Gather the lines from the material that contain "пакета".

====== Dataset extract

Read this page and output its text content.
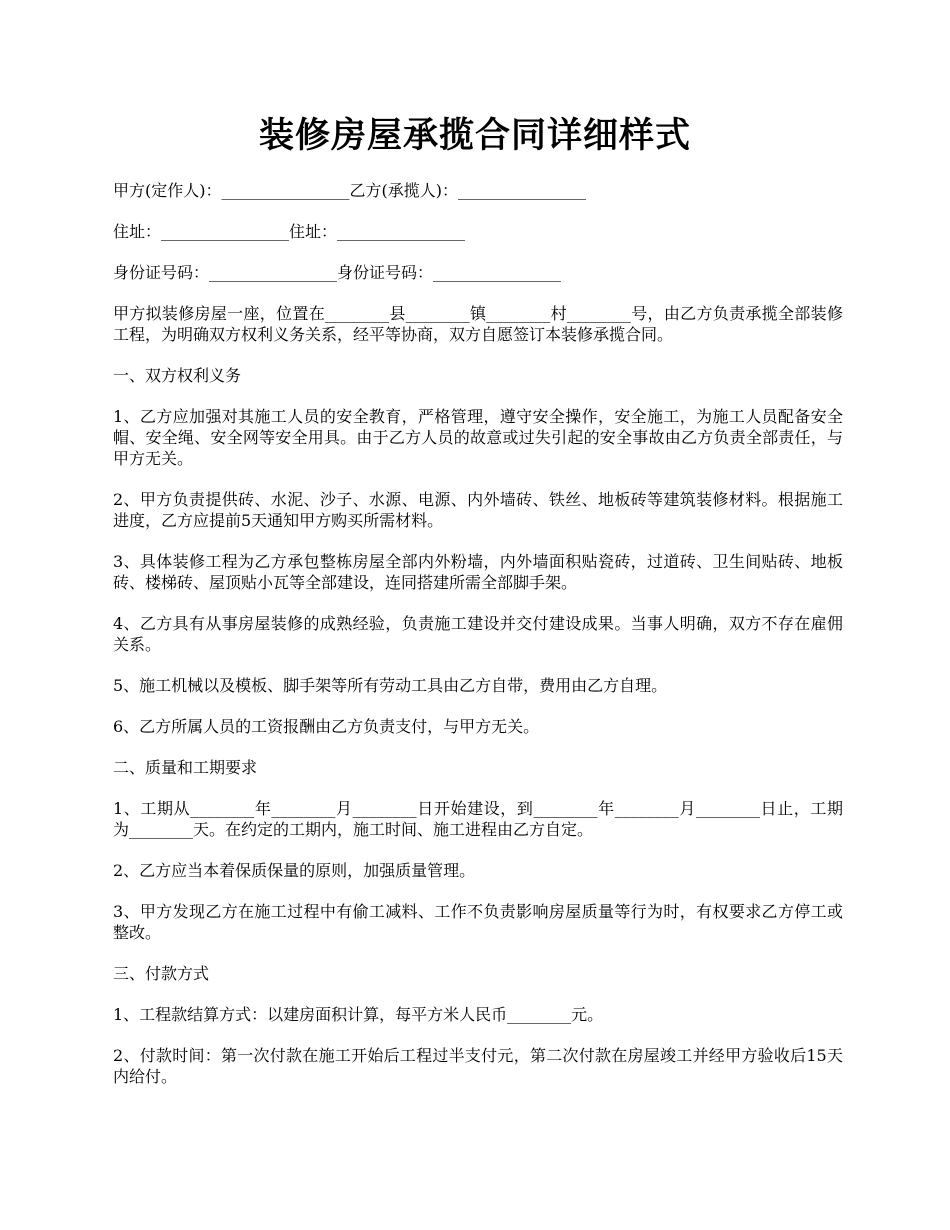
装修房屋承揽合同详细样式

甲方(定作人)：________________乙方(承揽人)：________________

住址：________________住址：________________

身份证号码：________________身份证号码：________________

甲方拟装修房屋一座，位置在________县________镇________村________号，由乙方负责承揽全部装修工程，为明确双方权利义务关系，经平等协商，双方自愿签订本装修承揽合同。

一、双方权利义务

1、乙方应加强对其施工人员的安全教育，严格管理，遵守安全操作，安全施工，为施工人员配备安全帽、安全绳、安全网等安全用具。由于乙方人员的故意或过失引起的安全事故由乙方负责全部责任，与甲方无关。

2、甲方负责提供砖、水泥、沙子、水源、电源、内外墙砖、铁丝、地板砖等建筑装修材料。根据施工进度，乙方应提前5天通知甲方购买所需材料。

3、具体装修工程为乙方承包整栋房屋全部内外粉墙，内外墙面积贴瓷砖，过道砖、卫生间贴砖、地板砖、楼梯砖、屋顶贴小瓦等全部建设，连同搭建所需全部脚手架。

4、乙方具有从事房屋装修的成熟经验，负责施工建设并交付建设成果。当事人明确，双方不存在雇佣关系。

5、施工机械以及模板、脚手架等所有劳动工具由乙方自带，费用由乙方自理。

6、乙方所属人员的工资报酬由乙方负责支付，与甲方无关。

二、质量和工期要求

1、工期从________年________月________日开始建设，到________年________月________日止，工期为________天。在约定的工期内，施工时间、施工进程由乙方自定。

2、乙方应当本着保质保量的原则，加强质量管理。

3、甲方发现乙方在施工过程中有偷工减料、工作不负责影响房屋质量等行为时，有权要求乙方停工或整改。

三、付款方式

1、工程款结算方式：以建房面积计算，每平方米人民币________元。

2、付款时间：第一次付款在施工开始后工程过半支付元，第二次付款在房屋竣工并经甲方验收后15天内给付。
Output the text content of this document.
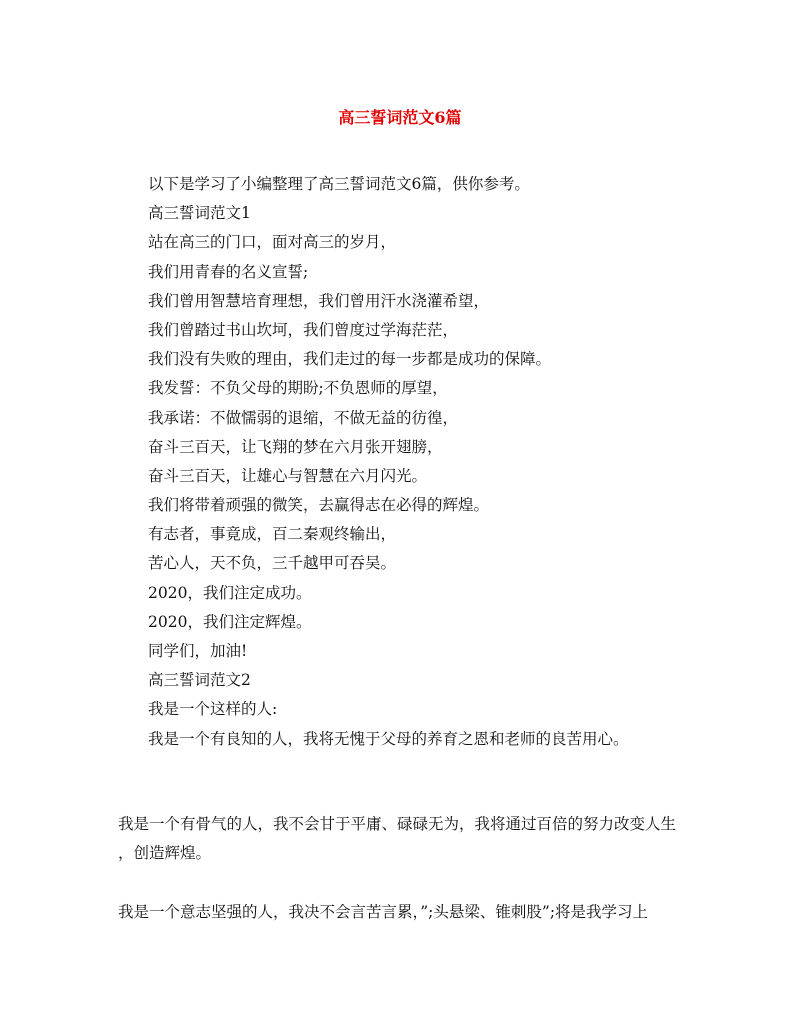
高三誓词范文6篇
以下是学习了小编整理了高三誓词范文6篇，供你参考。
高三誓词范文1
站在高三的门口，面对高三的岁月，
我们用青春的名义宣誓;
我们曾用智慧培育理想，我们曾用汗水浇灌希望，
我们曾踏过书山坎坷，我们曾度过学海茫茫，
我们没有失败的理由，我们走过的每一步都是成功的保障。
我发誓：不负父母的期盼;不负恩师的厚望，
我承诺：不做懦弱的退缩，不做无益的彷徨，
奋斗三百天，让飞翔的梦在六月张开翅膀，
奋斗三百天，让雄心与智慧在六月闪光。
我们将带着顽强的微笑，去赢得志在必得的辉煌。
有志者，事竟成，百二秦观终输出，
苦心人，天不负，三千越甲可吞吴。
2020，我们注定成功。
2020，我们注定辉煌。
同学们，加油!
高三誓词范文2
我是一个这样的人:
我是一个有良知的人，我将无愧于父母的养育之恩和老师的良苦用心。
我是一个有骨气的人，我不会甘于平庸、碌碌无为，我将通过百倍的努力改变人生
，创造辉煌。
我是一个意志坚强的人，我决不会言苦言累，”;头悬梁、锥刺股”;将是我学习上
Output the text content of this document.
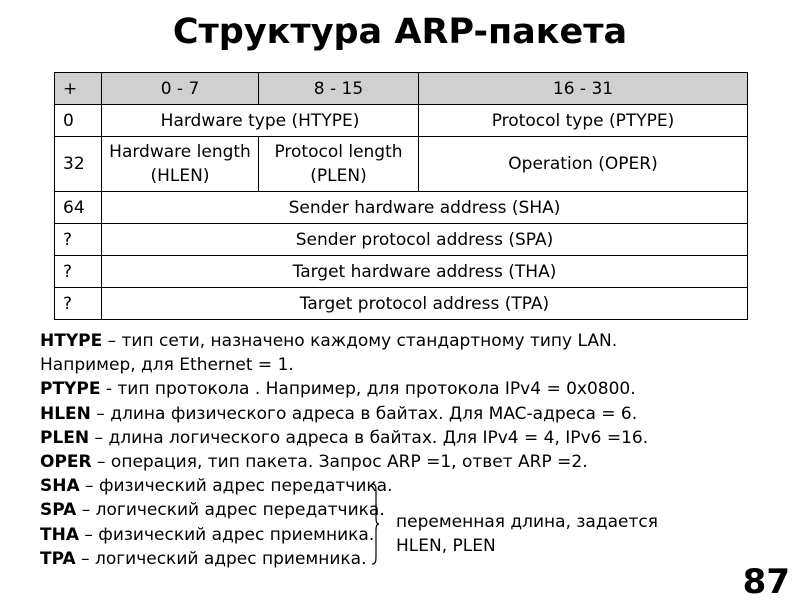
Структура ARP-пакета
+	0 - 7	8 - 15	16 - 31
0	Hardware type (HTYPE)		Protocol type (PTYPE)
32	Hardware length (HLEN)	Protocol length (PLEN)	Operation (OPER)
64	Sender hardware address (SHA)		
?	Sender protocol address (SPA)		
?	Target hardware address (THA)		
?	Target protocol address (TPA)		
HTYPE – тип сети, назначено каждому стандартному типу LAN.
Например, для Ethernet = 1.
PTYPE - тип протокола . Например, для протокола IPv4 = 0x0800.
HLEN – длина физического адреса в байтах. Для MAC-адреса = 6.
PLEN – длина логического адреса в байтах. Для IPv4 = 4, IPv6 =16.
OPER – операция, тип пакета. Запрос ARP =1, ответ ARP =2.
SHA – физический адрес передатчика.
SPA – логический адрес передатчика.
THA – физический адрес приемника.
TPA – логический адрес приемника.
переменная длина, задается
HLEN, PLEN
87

============
====== Dataset extract

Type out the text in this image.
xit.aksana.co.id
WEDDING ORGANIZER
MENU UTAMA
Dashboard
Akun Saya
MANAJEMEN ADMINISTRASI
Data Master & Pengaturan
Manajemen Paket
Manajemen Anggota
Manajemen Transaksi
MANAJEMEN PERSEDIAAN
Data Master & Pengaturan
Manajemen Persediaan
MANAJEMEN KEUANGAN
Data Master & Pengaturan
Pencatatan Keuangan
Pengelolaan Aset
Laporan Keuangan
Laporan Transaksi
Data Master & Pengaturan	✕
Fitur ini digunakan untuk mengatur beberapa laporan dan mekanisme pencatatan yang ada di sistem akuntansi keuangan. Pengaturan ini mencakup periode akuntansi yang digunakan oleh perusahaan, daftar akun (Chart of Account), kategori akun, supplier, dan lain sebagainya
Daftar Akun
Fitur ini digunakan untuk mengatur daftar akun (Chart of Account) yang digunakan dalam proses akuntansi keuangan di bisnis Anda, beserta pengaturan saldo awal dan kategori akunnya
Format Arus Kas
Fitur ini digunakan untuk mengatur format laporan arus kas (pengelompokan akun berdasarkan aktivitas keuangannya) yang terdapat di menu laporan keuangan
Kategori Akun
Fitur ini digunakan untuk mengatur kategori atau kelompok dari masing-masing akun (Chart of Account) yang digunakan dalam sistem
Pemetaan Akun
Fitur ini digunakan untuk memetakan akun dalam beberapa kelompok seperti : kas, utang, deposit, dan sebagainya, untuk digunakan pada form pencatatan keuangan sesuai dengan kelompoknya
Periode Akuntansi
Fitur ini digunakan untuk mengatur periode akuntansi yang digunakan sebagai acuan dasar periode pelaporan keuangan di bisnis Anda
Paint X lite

============
====== Dataset extract

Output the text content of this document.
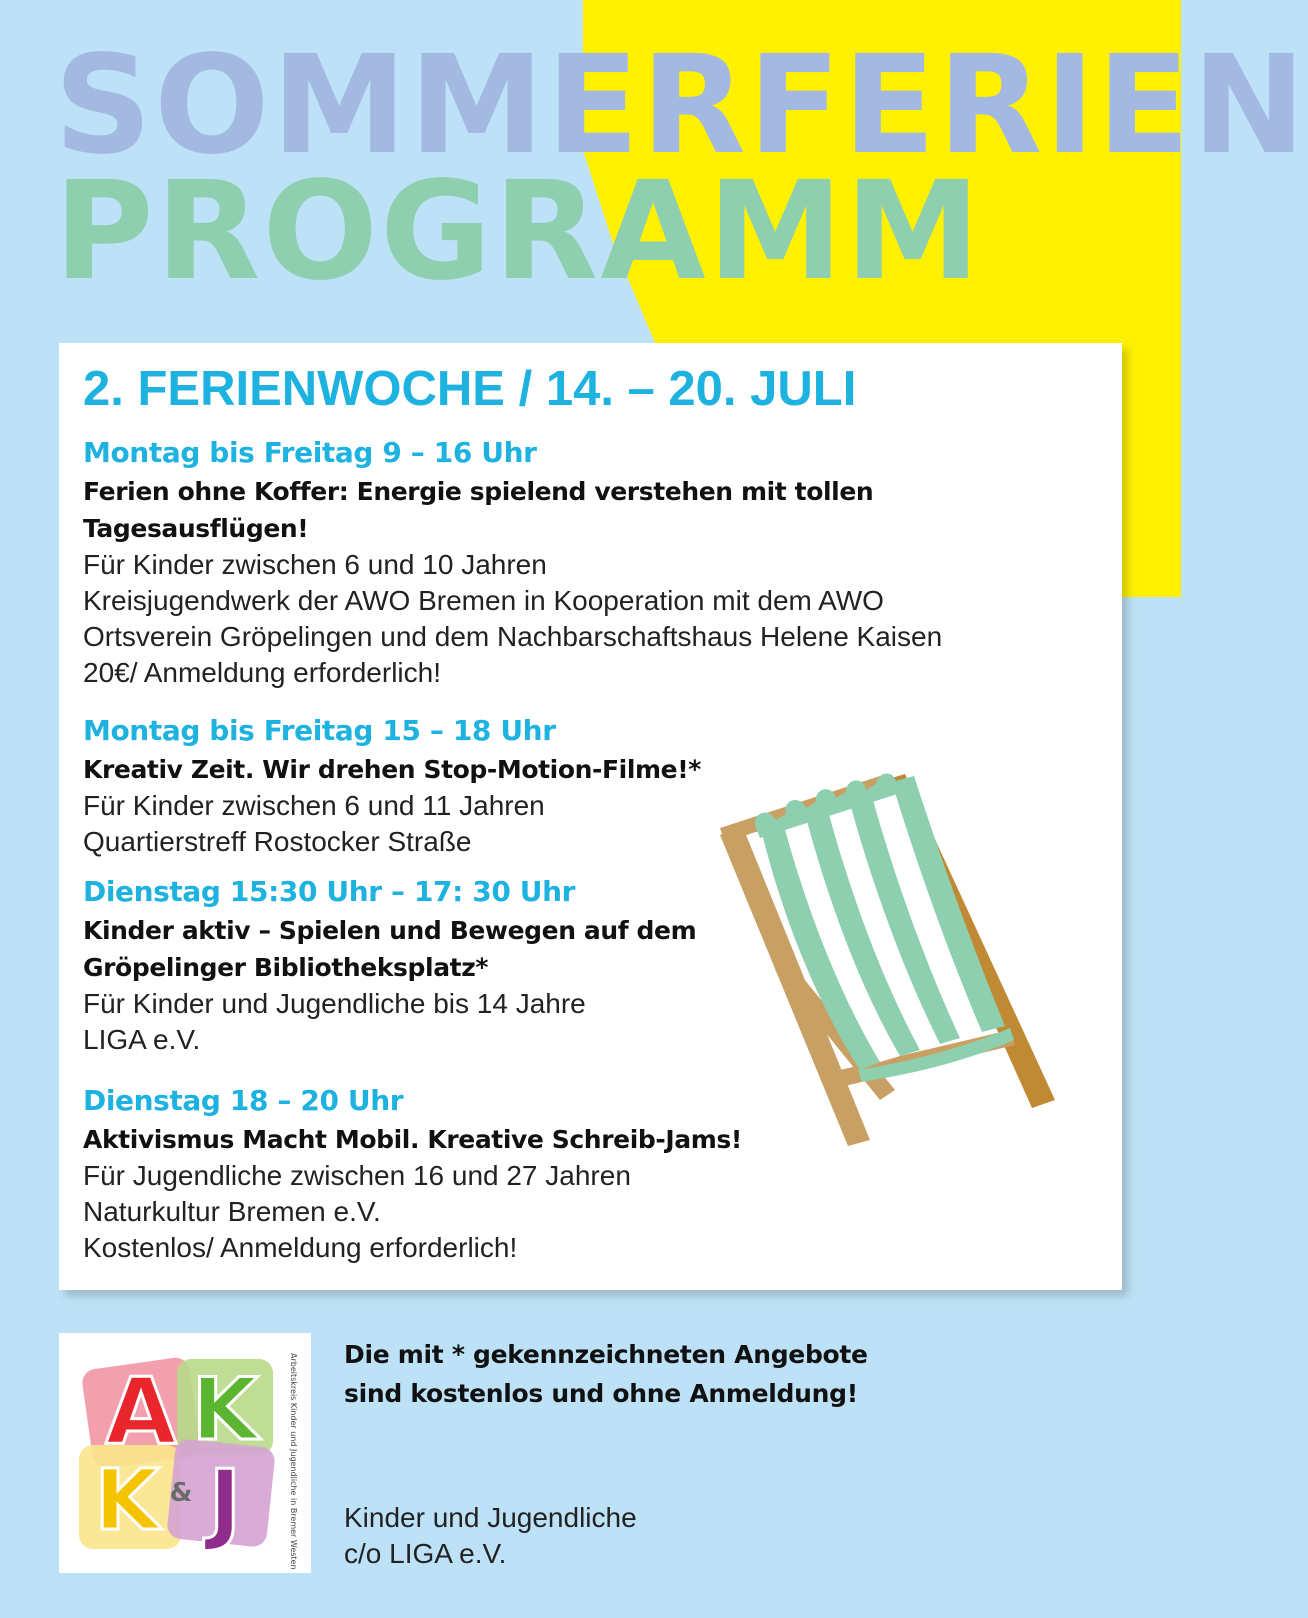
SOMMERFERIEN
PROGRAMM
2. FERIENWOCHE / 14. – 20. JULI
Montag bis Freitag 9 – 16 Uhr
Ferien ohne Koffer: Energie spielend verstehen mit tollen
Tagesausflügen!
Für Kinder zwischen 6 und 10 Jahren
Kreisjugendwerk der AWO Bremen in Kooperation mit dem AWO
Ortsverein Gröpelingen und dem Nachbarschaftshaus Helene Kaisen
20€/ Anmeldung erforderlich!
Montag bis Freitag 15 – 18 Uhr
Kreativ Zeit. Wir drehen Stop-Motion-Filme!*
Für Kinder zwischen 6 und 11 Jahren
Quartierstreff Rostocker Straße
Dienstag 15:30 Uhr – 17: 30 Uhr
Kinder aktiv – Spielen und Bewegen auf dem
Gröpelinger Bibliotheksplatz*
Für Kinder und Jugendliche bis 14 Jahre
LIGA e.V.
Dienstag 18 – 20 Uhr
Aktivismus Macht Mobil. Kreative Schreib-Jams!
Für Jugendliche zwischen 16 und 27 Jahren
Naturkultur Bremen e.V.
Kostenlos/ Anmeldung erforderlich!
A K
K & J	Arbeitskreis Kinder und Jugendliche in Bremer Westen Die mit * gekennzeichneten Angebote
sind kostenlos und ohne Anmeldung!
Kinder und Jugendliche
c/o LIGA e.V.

============

■ Result of the exercise:
Структура ARP-пакета
OPER – операция, тип пакета. Запрос ARP =1, ответ ARP =2.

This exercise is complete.